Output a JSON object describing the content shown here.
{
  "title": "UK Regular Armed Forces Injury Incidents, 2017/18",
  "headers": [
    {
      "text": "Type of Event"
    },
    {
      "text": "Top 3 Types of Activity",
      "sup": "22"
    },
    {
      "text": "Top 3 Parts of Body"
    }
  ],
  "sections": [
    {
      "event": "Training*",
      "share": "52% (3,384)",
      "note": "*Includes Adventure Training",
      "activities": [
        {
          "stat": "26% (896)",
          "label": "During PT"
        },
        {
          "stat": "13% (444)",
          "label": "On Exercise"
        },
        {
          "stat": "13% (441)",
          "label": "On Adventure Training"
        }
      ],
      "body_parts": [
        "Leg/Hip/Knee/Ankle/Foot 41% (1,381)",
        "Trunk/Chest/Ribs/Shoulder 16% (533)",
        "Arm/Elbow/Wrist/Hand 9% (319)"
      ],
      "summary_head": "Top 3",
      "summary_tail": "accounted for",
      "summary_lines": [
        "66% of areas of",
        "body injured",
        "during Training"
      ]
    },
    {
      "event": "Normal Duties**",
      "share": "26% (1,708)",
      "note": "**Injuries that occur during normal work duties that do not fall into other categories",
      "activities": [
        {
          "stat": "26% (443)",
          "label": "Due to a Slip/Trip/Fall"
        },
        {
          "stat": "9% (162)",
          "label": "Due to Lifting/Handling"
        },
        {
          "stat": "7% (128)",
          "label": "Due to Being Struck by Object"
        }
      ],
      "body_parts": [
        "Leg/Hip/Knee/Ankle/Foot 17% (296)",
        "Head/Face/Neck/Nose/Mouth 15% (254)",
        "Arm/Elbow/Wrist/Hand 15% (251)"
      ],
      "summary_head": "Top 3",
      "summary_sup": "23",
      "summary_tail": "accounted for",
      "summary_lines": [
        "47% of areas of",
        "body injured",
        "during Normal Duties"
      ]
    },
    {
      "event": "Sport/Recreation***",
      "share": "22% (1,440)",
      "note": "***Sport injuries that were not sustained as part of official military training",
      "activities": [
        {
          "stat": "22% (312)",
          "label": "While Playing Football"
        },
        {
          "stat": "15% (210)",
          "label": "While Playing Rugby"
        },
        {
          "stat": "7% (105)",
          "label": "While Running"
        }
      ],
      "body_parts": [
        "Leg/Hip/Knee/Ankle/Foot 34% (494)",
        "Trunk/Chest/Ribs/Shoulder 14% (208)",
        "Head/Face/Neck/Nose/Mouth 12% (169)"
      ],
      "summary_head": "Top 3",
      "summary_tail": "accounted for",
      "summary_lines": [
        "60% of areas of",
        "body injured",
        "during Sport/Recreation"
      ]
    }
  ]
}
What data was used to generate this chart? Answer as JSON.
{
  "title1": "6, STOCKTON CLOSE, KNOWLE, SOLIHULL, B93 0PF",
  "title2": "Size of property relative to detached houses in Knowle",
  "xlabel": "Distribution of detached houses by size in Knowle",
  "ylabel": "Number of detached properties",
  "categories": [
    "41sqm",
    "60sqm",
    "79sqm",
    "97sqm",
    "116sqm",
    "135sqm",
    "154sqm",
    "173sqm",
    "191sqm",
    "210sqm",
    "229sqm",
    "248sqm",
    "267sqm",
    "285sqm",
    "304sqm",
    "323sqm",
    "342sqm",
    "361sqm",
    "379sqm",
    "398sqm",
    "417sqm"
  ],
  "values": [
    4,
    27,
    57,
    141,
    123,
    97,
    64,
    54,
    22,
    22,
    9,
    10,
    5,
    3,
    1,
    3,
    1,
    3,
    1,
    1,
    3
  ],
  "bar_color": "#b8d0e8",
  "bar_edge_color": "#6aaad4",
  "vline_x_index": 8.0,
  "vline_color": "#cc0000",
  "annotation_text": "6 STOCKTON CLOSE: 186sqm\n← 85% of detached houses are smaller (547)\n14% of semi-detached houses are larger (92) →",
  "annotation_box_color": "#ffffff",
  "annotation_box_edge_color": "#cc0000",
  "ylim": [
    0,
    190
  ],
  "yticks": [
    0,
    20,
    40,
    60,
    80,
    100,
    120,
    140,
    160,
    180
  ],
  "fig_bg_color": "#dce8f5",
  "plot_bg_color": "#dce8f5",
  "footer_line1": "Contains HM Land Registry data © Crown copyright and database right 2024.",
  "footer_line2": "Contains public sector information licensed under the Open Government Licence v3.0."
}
____
Reproduce all of the data exactly as given.

*Full response:*
Output a JSON object describing the content shown here.
{
  "title": "UK Regular Armed Forces Injury Incidents, 2017/18",
  "headers": [
    {
      "text": "Type of Event"
    },
    {
      "text": "Top 3 Types of Activity",
      "sup": "22"
    },
    {
      "text": "Top 3 Parts of Body"
    }
  ],
  "sections": [
    {
      "event": "Training*",
      "share": "52% (3,384)",
      "note": "*Includes Adventure Training",
      "activities": [
        {
          "stat": "26% (896)",
          "label": "During PT"
        },
        {
          "stat": "13% (444)",
          "label": "On Exercise"
        },
        {
          "stat": "13% (441)",
          "label": "On Adventure Training"
        }
      ],
      "body_parts": [
        "Leg/Hip/Knee/Ankle/Foot 41% (1,381)",
        "Trunk/Chest/Ribs/Shoulder 16% (533)",
        "Arm/Elbow/Wrist/Hand 9% (319)"
      ],
      "summary_head": "Top 3",
      "summary_tail": "accounted for",
      "summary_lines": [
        "66% of areas of",
        "body injured",
        "during Training"
      ]
    },
    {
      "event": "Normal Duties**",
      "share": "26% (1,708)",
      "note": "**Injuries that occur during normal work duties that do not fall into other categories",
      "activities": [
        {
          "stat": "26% (443)",
          "label": "Due to a Slip/Trip/Fall"
        },
        {
          "stat": "9% (162)",
          "label": "Due to Lifting/Handling"
        },
        {
          "stat": "7% (128)",
          "label": "Due to Being Struck by Object"
        }
      ],
      "body_parts": [
        "Leg/Hip/Knee/Ankle/Foot 17% (296)",
        "Head/Face/Neck/Nose/Mouth 15% (254)",
        "Arm/Elbow/Wrist/Hand 15% (251)"
      ],
      "summary_head": "Top 3",
      "summary_sup": "23",
      "summary_tail": "accounted for",
      "summary_lines": [
        "47% of areas of",
        "body injured",
        "during Normal Duties"
      ]
    },
    {
      "event": "Sport/Recreation***",
      "share": "22% (1,440)",
      "note": "***Sport injuries that were not sustained as part of official military training",
      "activities": [
        {
          "stat": "22% (312)",
          "label": "While Playing Football"
        },
        {
          "stat": "15% (210)",
          "label": "While Playing Rugby"
        },
        {
          "stat": "7% (105)",
          "label": "While Running"
        }
      ],
      "body_parts": [
        "Leg/Hip/Knee/Ankle/Foot 34% (494)",
        "Trunk/Chest/Ribs/Shoulder 14% (208)",
        "Head/Face/Neck/Nose/Mouth 12% (169)"
      ],
      "summary_head": "Top 3",
      "summary_tail": "accounted for",
      "summary_lines": [
        "60% of areas of",
        "body injured",
        "during Sport/Recreation"
      ]
    }
  ]
}
What data was used to generate this chart? Answer as JSON.
{
  "title1": "6, STOCKTON CLOSE, KNOWLE, SOLIHULL, B93 0PF",
  "title2": "Size of property relative to detached houses in Knowle",
  "xlabel": "Distribution of detached houses by size in Knowle",
  "ylabel": "Number of detached properties",
  "categories": [
    "41sqm",
    "60sqm",
    "79sqm",
    "97sqm",
    "116sqm",
    "135sqm",
    "154sqm",
    "173sqm",
    "191sqm",
    "210sqm",
    "229sqm",
    "248sqm",
    "267sqm",
    "285sqm",
    "304sqm",
    "323sqm",
    "342sqm",
    "361sqm",
    "379sqm",
    "398sqm",
    "417sqm"
  ],
  "values": [
    4,
    27,
    57,
    141,
    123,
    97,
    64,
    54,
    22,
    22,
    9,
    10,
    5,
    3,
    1,
    3,
    1,
    3,
    1,
    1,
    3
  ],
  "bar_color": "#b8d0e8",
  "bar_edge_color": "#6aaad4",
  "vline_x_index": 8.0,
  "vline_color": "#cc0000",
  "annotation_text": "6 STOCKTON CLOSE: 186sqm\n← 85% of detached houses are smaller (547)\n14% of semi-detached houses are larger (92) →",
  "annotation_box_color": "#ffffff",
  "annotation_box_edge_color": "#cc0000",
  "ylim": [
    0,
    190
  ],
  "yticks": [
    0,
    20,
    40,
    60,
    80,
    100,
    120,
    140,
    160,
    180
  ],
  "fig_bg_color": "#dce8f5",
  "plot_bg_color": "#dce8f5",
  "footer_line1": "Contains HM Land Registry data © Crown copyright and database right 2024.",
  "footer_line2": "Contains public sector information licensed under the Open Government Licence v3.0."
}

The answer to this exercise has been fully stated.